**Richiesta:**
Stampa tali e quali tutte le righe qui sotto, tranne le immagini, che vanno lasciate fuori.

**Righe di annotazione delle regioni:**
########################################
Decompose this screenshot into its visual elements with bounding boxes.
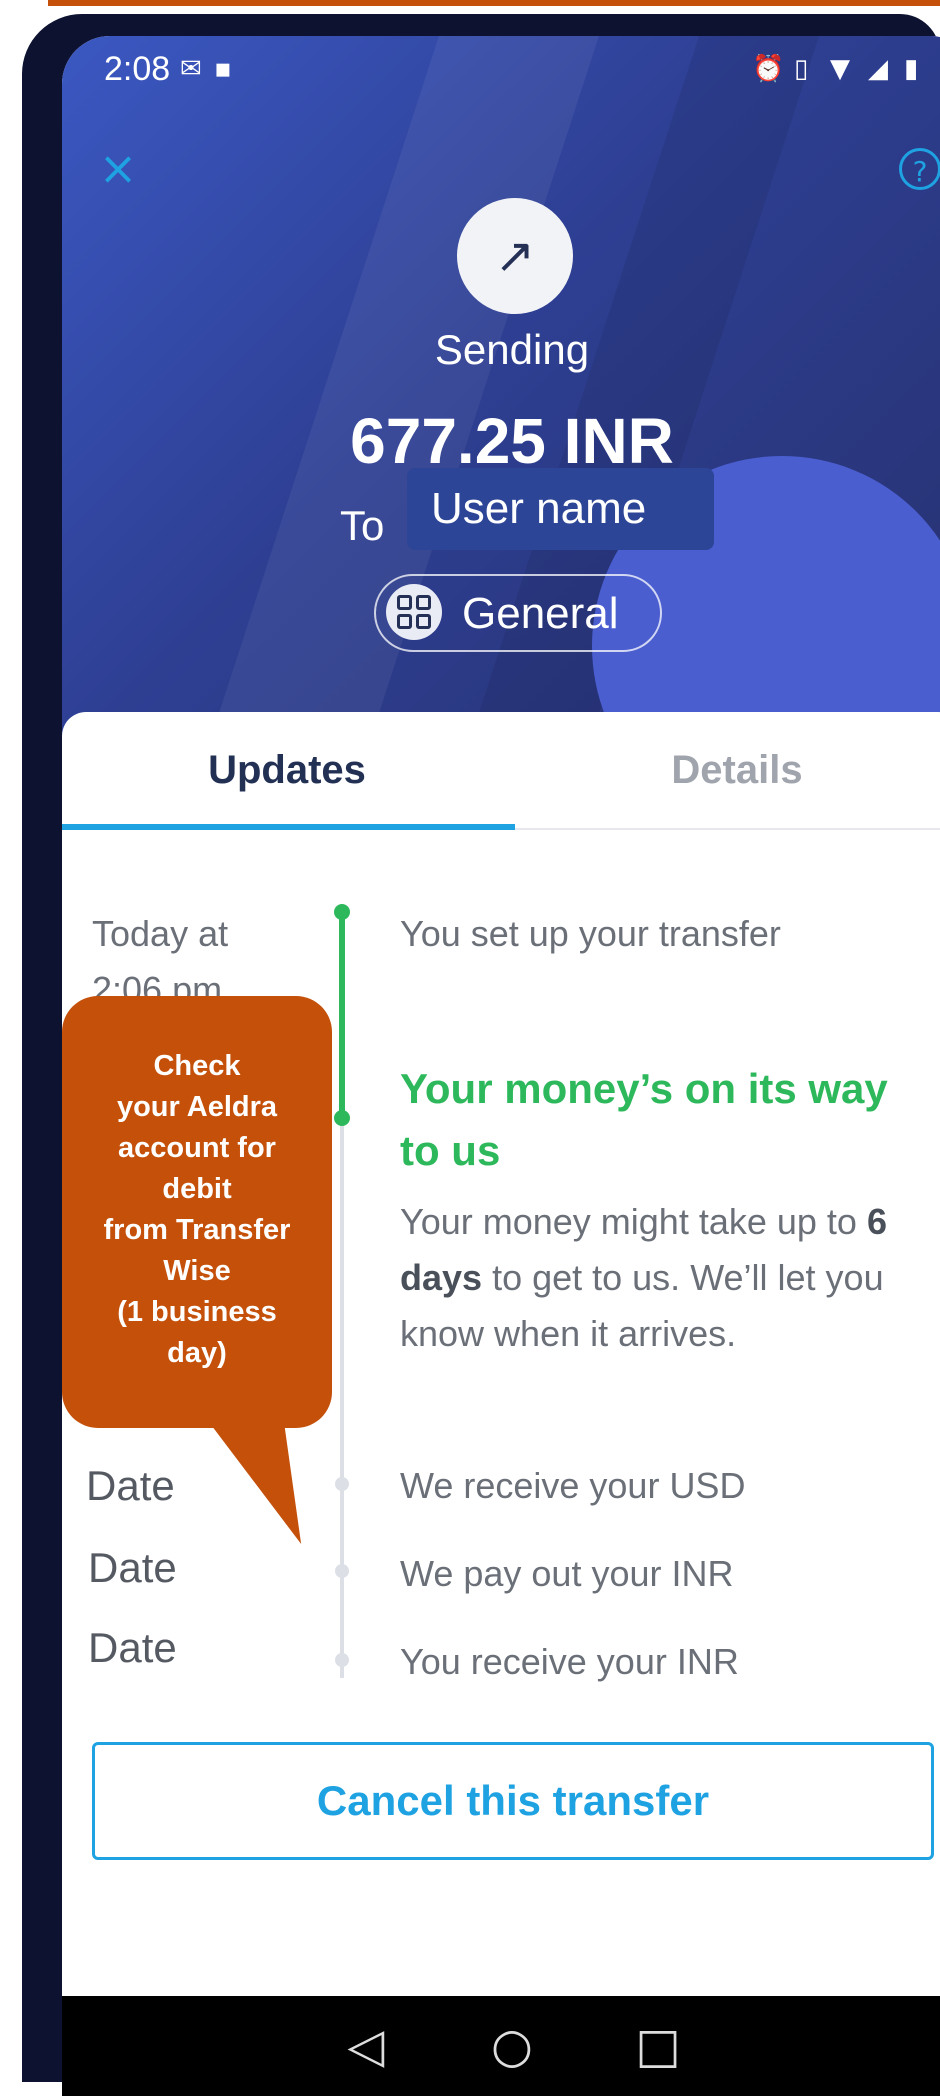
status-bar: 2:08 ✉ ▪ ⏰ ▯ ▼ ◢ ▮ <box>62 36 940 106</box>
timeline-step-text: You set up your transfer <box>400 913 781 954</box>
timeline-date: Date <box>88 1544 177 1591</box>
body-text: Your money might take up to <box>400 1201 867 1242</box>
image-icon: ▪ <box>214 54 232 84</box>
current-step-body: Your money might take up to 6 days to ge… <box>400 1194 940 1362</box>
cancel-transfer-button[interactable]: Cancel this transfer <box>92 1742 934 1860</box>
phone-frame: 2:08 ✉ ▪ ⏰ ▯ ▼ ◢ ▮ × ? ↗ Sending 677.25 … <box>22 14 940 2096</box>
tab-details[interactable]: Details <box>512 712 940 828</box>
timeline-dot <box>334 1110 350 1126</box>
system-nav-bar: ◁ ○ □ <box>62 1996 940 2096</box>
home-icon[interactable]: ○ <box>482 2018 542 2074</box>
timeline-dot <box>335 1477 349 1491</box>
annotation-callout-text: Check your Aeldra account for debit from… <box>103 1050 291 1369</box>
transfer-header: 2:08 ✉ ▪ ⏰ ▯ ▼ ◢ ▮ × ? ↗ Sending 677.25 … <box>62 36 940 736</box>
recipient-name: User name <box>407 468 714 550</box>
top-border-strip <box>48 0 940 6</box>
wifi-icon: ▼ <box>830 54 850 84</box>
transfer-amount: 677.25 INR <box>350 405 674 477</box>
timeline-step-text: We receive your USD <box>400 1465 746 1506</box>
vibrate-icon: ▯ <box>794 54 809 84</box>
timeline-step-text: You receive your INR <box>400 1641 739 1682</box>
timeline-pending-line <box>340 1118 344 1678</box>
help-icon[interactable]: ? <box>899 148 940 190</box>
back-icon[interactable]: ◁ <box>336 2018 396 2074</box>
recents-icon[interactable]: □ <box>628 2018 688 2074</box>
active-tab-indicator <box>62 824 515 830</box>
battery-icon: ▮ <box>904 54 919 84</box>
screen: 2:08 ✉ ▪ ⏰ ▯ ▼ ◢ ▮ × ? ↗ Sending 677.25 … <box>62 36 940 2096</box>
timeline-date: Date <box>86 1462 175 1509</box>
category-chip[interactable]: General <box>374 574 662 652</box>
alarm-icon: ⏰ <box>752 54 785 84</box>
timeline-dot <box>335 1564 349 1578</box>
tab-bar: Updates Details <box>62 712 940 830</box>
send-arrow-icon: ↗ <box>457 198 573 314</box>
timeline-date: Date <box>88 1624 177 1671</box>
########################################
**Soluzione:**
Decompose this screenshot into its visual elements with bounding boxes.
status-bar: 2:08 ✉ ▪ ⏰ ▯ ▼ ◢ ▮ <box>62 36 940 106</box>
timeline-step-text: You set up your transfer <box>400 913 781 954</box>
timeline-date: Date <box>88 1544 177 1591</box>
body-text: Your money might take up to <box>400 1201 867 1242</box>
image-icon: ▪ <box>214 54 232 84</box>
current-step-body: Your money might take up to 6 days to ge… <box>400 1194 940 1362</box>
cancel-transfer-button[interactable]: Cancel this transfer <box>92 1742 934 1860</box>
phone-frame: 2:08 ✉ ▪ ⏰ ▯ ▼ ◢ ▮ × ? ↗ Sending 677.25 … <box>22 14 940 2096</box>
tab-details[interactable]: Details <box>512 712 940 828</box>
timeline-dot <box>334 1110 350 1126</box>
system-nav-bar: ◁ ○ □ <box>62 1996 940 2096</box>
home-icon[interactable]: ○ <box>482 2018 542 2074</box>
timeline-dot <box>335 1477 349 1491</box>
annotation-callout-text: Check your Aeldra account for debit from… <box>103 1050 291 1369</box>
transfer-header: 2:08 ✉ ▪ ⏰ ▯ ▼ ◢ ▮ × ? ↗ Sending 677.25 … <box>62 36 940 736</box>
recipient-name: User name <box>407 468 714 550</box>
top-border-strip <box>48 0 940 6</box>
wifi-icon: ▼ <box>830 54 850 84</box>
transfer-amount: 677.25 INR <box>350 405 674 477</box>
timeline-step-text: We receive your USD <box>400 1465 746 1506</box>
vibrate-icon: ▯ <box>794 54 809 84</box>
timeline-step-text: You receive your INR <box>400 1641 739 1682</box>
timeline-pending-line <box>340 1118 344 1678</box>
help-icon[interactable]: ? <box>899 148 940 190</box>
back-icon[interactable]: ◁ <box>336 2018 396 2074</box>
recents-icon[interactable]: □ <box>628 2018 688 2074</box>
active-tab-indicator <box>62 824 515 830</box>
battery-icon: ▮ <box>904 54 919 84</box>
screen: 2:08 ✉ ▪ ⏰ ▯ ▼ ◢ ▮ × ? ↗ Sending 677.25 … <box>62 36 940 2096</box>
timeline-date: Date <box>86 1462 175 1509</box>
category-chip[interactable]: General <box>374 574 662 652</box>
alarm-icon: ⏰ <box>752 54 785 84</box>
timeline-dot <box>335 1564 349 1578</box>
tab-bar: Updates Details <box>62 712 940 830</box>
send-arrow-icon: ↗ <box>457 198 573 314</box>
timeline-date: Date <box>88 1624 177 1671</box>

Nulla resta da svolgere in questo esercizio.